_Work instructions_
List, from the lines below, each one with "спортском" in it.

Data records
------------------------------------------------
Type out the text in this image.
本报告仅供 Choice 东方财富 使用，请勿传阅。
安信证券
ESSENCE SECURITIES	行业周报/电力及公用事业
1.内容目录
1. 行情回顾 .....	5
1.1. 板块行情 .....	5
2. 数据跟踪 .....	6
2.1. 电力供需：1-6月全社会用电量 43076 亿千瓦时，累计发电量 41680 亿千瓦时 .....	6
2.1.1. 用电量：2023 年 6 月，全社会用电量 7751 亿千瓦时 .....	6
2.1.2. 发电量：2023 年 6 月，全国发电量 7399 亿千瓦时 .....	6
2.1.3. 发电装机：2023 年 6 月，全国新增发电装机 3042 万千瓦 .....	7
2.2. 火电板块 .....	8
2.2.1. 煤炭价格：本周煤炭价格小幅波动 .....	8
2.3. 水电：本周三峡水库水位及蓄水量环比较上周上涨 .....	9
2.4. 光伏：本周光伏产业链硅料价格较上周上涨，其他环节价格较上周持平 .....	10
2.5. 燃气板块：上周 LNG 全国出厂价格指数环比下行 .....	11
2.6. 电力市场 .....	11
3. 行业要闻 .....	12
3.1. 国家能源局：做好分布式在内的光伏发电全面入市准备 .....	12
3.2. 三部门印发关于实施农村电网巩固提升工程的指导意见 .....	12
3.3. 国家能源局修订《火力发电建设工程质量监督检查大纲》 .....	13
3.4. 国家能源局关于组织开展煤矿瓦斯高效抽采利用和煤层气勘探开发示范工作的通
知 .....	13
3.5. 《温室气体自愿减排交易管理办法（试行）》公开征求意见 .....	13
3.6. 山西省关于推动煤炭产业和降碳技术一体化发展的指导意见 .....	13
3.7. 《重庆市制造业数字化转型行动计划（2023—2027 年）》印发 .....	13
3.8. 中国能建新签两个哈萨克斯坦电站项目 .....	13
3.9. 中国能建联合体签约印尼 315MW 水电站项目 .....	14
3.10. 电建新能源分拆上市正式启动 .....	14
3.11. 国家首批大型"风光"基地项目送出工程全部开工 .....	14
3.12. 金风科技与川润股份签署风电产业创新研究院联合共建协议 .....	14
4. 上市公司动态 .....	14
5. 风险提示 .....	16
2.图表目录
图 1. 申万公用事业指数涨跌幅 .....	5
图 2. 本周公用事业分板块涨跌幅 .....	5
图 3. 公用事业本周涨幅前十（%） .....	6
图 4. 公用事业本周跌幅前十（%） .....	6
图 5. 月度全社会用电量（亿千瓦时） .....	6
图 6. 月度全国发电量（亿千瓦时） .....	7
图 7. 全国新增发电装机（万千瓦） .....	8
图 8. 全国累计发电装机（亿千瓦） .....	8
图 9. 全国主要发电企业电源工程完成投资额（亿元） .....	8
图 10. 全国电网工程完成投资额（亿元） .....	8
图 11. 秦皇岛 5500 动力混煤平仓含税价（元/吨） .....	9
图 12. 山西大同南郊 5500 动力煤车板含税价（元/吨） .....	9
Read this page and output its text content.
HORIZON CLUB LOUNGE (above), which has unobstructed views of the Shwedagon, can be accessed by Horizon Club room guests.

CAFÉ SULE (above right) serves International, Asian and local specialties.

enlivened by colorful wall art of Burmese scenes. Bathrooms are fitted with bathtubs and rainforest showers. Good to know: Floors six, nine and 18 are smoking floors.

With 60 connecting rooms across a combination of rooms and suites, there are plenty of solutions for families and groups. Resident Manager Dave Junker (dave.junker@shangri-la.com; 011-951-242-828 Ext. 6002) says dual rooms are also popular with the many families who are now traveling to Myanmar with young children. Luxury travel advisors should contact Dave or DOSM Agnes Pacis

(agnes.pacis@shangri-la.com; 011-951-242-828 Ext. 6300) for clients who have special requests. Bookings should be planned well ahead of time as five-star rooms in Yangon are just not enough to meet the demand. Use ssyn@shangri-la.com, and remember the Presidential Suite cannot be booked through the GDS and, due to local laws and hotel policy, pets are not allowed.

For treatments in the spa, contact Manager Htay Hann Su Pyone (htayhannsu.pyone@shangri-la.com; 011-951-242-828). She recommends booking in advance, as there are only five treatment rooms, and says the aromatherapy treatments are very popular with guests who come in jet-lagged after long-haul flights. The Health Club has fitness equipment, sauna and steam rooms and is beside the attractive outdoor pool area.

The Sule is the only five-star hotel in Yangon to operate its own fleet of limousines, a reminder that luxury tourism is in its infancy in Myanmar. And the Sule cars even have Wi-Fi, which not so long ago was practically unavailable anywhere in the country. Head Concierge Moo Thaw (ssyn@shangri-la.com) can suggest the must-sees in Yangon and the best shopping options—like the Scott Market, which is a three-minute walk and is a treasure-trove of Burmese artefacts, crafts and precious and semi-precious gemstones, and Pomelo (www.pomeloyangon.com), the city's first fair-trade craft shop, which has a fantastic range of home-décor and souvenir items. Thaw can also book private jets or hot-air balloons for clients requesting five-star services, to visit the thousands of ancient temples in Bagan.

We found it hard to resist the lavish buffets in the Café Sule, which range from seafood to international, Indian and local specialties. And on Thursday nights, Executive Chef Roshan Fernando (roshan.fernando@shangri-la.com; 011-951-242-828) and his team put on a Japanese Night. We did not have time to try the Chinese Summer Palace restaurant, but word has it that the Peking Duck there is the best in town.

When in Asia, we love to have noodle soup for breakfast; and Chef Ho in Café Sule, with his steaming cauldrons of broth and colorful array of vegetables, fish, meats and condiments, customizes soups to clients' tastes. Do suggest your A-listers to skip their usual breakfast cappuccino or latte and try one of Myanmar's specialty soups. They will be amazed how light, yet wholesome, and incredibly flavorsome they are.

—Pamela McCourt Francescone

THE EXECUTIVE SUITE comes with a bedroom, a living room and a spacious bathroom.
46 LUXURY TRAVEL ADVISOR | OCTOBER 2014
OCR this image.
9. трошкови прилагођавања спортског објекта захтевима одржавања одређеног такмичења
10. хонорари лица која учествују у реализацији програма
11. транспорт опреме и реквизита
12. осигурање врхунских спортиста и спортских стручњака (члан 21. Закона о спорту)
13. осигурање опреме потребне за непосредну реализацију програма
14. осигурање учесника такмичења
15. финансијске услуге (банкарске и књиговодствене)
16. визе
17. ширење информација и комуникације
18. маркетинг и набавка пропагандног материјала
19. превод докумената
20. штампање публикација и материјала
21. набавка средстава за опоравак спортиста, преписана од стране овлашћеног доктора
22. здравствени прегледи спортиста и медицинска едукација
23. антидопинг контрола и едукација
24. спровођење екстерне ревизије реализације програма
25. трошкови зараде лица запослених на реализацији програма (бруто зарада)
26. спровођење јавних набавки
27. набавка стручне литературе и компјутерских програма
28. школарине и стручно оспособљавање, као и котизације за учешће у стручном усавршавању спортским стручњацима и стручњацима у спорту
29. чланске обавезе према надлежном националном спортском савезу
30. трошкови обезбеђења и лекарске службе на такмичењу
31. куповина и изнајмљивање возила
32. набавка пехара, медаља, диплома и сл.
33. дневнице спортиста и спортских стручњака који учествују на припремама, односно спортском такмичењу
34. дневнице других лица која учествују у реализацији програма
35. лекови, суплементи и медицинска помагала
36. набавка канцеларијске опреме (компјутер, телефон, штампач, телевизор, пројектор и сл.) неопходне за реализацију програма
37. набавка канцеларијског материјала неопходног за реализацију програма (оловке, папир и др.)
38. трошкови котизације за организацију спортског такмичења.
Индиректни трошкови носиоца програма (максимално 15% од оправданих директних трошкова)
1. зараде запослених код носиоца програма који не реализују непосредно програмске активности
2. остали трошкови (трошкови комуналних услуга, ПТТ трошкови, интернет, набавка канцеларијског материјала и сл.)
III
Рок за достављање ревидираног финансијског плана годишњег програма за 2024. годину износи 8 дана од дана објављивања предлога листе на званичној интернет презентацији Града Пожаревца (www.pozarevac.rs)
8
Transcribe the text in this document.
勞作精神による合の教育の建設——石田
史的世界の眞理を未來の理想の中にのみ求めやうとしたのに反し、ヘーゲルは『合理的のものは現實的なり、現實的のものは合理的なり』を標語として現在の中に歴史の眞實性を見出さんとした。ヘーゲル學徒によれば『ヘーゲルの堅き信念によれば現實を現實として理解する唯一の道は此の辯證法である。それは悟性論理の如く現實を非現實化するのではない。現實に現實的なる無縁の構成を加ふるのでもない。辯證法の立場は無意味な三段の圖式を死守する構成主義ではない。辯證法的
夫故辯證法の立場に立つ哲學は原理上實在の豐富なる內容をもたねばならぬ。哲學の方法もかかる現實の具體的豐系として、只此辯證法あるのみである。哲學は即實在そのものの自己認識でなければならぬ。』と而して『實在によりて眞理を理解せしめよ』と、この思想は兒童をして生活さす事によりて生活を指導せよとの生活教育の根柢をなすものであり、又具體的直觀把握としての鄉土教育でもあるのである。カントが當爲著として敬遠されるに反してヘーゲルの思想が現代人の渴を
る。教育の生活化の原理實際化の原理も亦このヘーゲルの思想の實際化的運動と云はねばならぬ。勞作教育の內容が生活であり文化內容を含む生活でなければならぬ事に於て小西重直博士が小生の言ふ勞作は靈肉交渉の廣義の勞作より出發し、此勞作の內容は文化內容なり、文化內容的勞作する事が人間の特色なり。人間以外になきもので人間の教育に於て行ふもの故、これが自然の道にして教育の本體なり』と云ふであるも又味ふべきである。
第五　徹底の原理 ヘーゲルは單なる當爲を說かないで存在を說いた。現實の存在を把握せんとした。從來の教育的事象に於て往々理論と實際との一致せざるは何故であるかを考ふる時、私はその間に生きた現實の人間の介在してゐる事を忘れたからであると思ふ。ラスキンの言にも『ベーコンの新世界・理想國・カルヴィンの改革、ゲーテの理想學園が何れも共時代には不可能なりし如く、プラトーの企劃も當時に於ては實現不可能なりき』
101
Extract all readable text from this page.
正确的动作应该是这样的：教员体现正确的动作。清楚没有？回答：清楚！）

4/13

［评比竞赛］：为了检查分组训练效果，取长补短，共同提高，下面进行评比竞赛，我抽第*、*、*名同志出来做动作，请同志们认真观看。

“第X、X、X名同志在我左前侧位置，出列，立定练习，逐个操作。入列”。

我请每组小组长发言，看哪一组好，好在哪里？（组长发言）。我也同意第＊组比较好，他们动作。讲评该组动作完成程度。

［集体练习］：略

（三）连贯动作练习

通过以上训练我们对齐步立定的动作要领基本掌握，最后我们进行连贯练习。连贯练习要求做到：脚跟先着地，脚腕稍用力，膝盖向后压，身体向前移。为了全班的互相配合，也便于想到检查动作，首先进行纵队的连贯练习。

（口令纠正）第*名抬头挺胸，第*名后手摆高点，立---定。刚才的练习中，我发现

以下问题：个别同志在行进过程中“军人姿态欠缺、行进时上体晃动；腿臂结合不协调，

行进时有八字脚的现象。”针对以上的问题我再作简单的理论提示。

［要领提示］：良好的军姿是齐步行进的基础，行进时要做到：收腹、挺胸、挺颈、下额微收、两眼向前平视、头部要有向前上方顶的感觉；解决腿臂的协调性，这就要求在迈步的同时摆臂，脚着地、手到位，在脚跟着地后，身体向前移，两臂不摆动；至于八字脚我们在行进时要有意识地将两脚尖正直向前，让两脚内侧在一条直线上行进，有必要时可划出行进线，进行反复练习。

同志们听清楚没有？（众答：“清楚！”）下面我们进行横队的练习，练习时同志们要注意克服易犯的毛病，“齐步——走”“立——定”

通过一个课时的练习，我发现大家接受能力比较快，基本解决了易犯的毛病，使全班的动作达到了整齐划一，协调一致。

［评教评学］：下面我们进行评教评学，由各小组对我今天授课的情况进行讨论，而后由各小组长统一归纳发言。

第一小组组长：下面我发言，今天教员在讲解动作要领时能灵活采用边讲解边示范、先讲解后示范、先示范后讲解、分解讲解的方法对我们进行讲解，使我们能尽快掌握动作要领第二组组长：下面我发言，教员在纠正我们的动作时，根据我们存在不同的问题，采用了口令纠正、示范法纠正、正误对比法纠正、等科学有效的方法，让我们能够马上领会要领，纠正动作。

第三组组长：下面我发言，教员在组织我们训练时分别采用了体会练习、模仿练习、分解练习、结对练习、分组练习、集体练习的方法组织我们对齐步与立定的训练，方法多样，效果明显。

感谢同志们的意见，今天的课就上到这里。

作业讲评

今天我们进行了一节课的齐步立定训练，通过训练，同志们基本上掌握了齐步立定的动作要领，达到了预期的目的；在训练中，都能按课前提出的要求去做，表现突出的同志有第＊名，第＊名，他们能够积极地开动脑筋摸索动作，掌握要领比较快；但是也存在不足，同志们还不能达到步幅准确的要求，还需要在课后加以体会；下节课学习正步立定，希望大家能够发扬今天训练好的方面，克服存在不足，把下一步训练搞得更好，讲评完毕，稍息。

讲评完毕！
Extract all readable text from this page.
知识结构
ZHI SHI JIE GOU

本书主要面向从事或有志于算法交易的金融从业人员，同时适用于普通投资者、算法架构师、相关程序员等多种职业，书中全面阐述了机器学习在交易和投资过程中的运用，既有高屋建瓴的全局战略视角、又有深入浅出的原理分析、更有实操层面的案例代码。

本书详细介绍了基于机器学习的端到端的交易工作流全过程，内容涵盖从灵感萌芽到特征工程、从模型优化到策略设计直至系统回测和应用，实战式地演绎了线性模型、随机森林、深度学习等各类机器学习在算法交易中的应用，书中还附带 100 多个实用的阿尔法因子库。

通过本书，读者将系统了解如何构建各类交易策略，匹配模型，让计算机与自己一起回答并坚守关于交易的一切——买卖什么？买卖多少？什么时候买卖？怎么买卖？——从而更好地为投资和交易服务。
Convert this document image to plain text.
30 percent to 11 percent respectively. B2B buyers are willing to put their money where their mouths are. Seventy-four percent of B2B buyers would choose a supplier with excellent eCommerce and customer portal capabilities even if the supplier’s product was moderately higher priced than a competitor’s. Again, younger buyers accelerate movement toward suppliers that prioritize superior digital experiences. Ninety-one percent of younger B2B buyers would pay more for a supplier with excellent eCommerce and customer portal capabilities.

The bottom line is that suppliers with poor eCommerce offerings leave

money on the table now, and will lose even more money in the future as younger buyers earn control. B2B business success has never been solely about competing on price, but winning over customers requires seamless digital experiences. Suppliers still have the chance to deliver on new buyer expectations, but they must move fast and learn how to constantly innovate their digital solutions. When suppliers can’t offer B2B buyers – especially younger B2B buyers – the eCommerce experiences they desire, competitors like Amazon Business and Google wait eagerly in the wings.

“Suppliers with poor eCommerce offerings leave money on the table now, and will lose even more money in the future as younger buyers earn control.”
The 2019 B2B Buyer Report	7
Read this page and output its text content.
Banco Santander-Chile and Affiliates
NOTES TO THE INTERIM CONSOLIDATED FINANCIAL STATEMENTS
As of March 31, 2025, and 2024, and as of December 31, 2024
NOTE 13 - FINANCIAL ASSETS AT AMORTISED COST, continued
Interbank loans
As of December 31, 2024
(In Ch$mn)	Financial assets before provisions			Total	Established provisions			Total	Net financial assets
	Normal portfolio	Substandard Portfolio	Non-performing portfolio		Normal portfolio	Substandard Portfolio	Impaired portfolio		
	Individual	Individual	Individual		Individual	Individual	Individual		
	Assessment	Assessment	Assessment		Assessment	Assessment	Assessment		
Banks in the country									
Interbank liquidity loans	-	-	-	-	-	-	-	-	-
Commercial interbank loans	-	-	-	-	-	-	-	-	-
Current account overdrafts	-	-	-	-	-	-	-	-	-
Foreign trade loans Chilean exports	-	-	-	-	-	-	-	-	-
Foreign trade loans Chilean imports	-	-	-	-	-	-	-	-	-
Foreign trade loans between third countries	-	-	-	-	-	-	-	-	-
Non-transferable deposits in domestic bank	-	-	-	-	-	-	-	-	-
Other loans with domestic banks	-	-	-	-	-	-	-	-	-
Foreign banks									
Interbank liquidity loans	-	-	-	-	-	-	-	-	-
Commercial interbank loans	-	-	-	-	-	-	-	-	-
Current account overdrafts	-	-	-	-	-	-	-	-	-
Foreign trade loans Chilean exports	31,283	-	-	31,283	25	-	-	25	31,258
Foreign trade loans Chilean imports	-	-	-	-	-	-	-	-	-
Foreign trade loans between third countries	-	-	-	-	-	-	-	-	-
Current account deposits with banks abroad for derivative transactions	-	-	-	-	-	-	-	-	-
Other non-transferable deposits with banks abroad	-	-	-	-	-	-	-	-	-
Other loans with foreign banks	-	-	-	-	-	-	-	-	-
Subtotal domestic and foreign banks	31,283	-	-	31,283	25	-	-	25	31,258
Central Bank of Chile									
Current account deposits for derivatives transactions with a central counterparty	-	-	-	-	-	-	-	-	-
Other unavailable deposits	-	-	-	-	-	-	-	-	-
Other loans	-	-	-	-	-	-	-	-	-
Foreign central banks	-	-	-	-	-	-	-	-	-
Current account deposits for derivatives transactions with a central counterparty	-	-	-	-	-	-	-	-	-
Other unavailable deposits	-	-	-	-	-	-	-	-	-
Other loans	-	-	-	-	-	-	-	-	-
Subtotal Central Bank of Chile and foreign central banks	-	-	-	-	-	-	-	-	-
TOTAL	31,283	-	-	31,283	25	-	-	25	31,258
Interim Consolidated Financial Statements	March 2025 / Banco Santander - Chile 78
------------------------------------------------
_Task solution_
29. чланске обавезе према надлежном националном спортском савезу
33. дневнице спортиста и спортских стручњака који учествују на припремама, односно спортском такмичењу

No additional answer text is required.